Directive: Keep the wording of each record exactly the same when you repeat it, and leave out pictures.

- - -

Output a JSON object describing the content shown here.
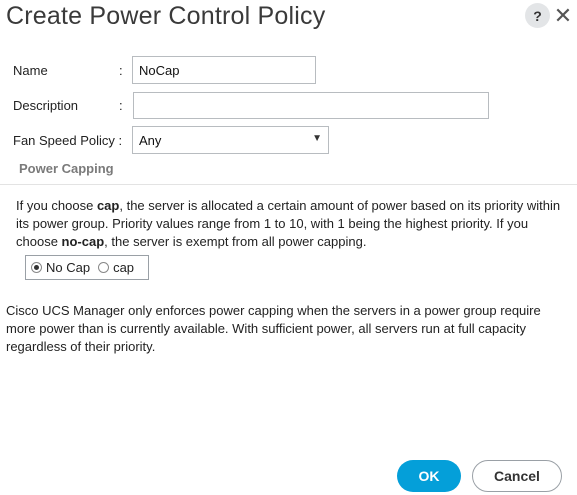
{
  "dialog": {
    "title": "Create Power Control Policy",
    "help_glyph": "?",
    "close_glyph": "✕"
  },
  "form": {
    "name_label": "Name",
    "name_value": "NoCap",
    "description_label": "Description",
    "description_value": "",
    "fan_speed_label": "Fan Speed Policy :",
    "fan_speed_value": "Any",
    "colon": ":"
  },
  "power_capping": {
    "section_title": "Power Capping",
    "text_1": "If you choose ",
    "term_cap": "cap",
    "text_2": ", the server is allocated a certain amount of power based on its priority within its power group. Priority values range from 1 to 10, with 1 being the highest priority. If you choose ",
    "term_nocap": "no-cap",
    "text_3": ", the server is exempt from all power capping.",
    "options": [
      {
        "label": "No Cap",
        "selected": true
      },
      {
        "label": "cap",
        "selected": false
      }
    ]
  },
  "footnote": "Cisco UCS Manager only enforces power capping when the servers in a power group require more power than is currently available. With sufficient power, all servers run at full capacity regardless of their priority.",
  "buttons": {
    "ok": "OK",
    "cancel": "Cancel"
  },
  "colors": {
    "accent": "#049fd9"
  }
}
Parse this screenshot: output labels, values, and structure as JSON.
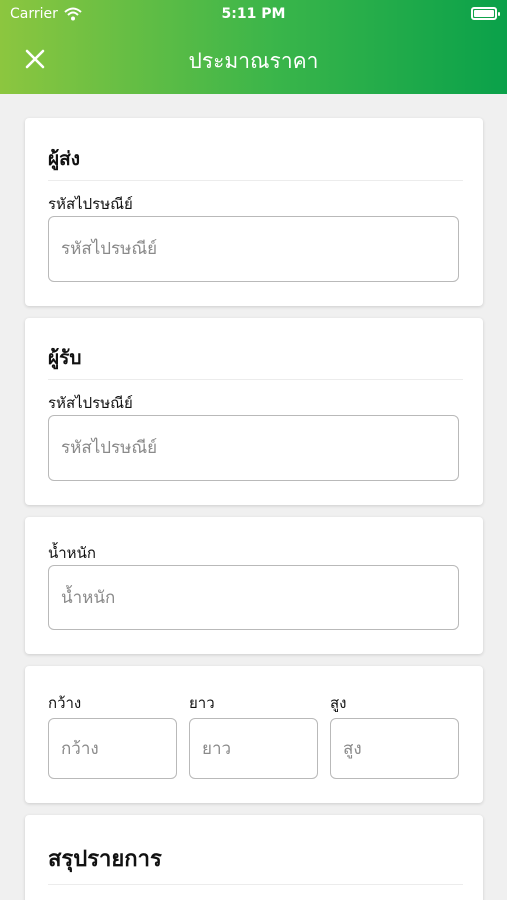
{
  "status_bar": {
    "carrier": "Carrier",
    "time": "5:11 PM"
  },
  "nav": {
    "title": "ประมาณราคา"
  },
  "sender": {
    "title": "ผู้ส่ง",
    "postcode_label": "รหัสไปรษณีย์",
    "postcode_placeholder": "รหัสไปรษณีย์"
  },
  "receiver": {
    "title": "ผู้รับ",
    "postcode_label": "รหัสไปรษณีย์",
    "postcode_placeholder": "รหัสไปรษณีย์"
  },
  "weight": {
    "label": "น้ำหนัก",
    "placeholder": "น้ำหนัก"
  },
  "dimensions": {
    "width_label": "กว้าง",
    "width_placeholder": "กว้าง",
    "length_label": "ยาว",
    "length_placeholder": "ยาว",
    "height_label": "สูง",
    "height_placeholder": "สูง"
  },
  "summary": {
    "title": "สรุปรายการ"
  },
  "colors": {
    "header_start": "#8cc63f",
    "header_end": "#0aa14a"
  },
  "icons": {
    "close": "close-icon",
    "wifi": "wifi-icon",
    "battery": "battery-icon"
  }
}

- - -

Exercise response:
Output a JSON object describing the content shown here.
{
  "dialog": {
    "title": "Create Power Control Policy",
    "help_glyph": "?",
    "close_glyph": "✕"
  },
  "form": {
    "name_label": "Name",
    "name_value": "NoCap",
    "description_label": "Description",
    "description_value": "",
    "fan_speed_label": "Fan Speed Policy :",
    "fan_speed_value": "Any",
    "colon": ":"
  },
  "power_capping": {
    "section_title": "Power Capping",
    "text_1": "If you choose ",
    "term_cap": "cap",
    "text_2": ", the server is allocated a certain amount of power based on its priority within its power group. Priority values range from 1 to 10, with 1 being the highest priority. If you choose ",
    "term_nocap": "no-cap",
    "text_3": ", the server is exempt from all power capping.",
    "options": [
      {
        "label": "No Cap",
        "selected": true
      },
      {
        "label": "cap",
        "selected": false
      }
    ]
  },
  "footnote": "Cisco UCS Manager only enforces power capping when the servers in a power group require more power than is currently available. With sufficient power, all servers run at full capacity regardless of their priority.",
  "buttons": {
    "ok": "OK",
    "cancel": "Cancel"
  },
  "colors": {
    "accent": "#049fd9"
  }
}
Parse this screenshot: output labels, values, and structure as JSON.
{
  "status_bar": {
    "carrier": "Carrier",
    "time": "5:11 PM"
  },
  "nav": {
    "title": "ประมาณราคา"
  },
  "sender": {
    "title": "ผู้ส่ง",
    "postcode_label": "รหัสไปรษณีย์",
    "postcode_placeholder": "รหัสไปรษณีย์"
  },
  "receiver": {
    "title": "ผู้รับ",
    "postcode_label": "รหัสไปรษณีย์",
    "postcode_placeholder": "รหัสไปรษณีย์"
  },
  "weight": {
    "label": "น้ำหนัก",
    "placeholder": "น้ำหนัก"
  },
  "dimensions": {
    "width_label": "กว้าง",
    "width_placeholder": "กว้าง",
    "length_label": "ยาว",
    "length_placeholder": "ยาว",
    "height_label": "สูง",
    "height_placeholder": "สูง"
  },
  "summary": {
    "title": "สรุปรายการ"
  },
  "colors": {
    "header_start": "#8cc63f",
    "header_end": "#0aa14a"
  },
  "icons": {
    "close": "close-icon",
    "wifi": "wifi-icon",
    "battery": "battery-icon"
  }
}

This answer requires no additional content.